# Entries provided
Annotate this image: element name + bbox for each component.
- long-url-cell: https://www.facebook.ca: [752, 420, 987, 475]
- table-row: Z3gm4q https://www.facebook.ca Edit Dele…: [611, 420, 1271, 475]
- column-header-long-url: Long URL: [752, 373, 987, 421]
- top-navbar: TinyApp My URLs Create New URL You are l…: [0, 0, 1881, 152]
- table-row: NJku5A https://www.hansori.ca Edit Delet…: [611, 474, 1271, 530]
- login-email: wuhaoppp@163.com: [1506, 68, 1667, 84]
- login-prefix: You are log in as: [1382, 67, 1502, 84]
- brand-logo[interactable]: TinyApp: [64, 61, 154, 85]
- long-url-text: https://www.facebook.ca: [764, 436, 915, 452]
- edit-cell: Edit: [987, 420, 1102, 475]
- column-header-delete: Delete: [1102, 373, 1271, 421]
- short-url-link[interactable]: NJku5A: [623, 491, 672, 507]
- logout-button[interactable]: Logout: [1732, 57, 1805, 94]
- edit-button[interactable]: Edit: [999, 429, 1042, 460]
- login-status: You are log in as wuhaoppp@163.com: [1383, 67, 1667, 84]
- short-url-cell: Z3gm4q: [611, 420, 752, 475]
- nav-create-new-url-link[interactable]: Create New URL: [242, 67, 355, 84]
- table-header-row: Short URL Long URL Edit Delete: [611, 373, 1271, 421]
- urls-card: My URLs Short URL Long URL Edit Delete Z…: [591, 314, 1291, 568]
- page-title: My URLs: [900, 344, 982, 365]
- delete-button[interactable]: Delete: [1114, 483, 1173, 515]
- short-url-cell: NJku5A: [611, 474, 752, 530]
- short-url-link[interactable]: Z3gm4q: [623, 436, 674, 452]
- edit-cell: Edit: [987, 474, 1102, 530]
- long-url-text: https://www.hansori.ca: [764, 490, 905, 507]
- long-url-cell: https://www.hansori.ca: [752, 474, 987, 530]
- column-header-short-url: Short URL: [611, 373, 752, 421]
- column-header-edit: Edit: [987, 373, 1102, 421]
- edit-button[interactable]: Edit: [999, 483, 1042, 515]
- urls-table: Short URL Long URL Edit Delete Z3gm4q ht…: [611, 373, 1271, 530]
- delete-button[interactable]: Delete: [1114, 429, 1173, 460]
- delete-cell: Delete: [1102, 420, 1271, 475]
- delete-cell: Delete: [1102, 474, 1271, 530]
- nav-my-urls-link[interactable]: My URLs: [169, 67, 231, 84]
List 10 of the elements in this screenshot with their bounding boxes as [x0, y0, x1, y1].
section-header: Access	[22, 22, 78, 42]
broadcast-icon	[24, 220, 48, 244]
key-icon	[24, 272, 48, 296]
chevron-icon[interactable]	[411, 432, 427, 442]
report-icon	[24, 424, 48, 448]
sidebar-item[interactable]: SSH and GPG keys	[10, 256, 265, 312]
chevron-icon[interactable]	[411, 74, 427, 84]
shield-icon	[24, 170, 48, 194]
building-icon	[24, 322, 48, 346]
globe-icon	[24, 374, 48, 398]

# What to do
Please format everything from the start of the entries down to the line containing "- edit-cell: Edit: [987, 474, 1102, 530]", including that line, as a numbered list with blank lines left out.

# Result of this exercise
1. Annotate this image: element name + bbox for each component.
2. - long-url-cell: https://www.facebook.ca: [752, 420, 987, 475]
3. - table-row: Z3gm4q https://www.facebook.ca Edit Dele…: [611, 420, 1271, 475]
4. - column-header-long-url: Long URL: [752, 373, 987, 421]
5. - top-navbar: TinyApp My URLs Create New URL You are l…: [0, 0, 1881, 152]
6. - table-row: NJku5A https://www.hansori.ca Edit Delet…: [611, 474, 1271, 530]
7. - login-email: wuhaoppp@163.com: [1506, 68, 1667, 84]
8. - login-prefix: You are log in as: [1382, 67, 1502, 84]
9. - brand-logo[interactable]: TinyApp: [64, 61, 154, 85]
10. - long-url-text: https://www.facebook.ca: [764, 436, 915, 452]
11. - edit-cell: Edit: [987, 420, 1102, 475]
12. - column-header-delete: Delete: [1102, 373, 1271, 421]
13. - short-url-link[interactable]: NJku5A: [623, 491, 672, 507]
14. - logout-button[interactable]: Logout: [1732, 57, 1805, 94]
15. - edit-button[interactable]: Edit: [999, 429, 1042, 460]
16. - login-status: You are log in as wuhaoppp@163.com: [1383, 67, 1667, 84]
17. - short-url-cell: Z3gm4q: [611, 420, 752, 475]
18. - nav-create-new-url-link[interactable]: Create New URL: [242, 67, 355, 84]
19. - table-header-row: Short URL Long URL Edit Delete: [611, 373, 1271, 421]
20. - urls-card: My URLs Short URL Long URL Edit Delete Z…: [591, 314, 1291, 568]
21. - page-title: My URLs: [900, 344, 982, 365]
22. - delete-button[interactable]: Delete: [1114, 483, 1173, 515]
23. - short-url-cell: NJku5A: [611, 474, 752, 530]
24. - short-url-link[interactable]: Z3gm4q: [623, 436, 674, 452]
25. - edit-cell: Edit: [987, 474, 1102, 530]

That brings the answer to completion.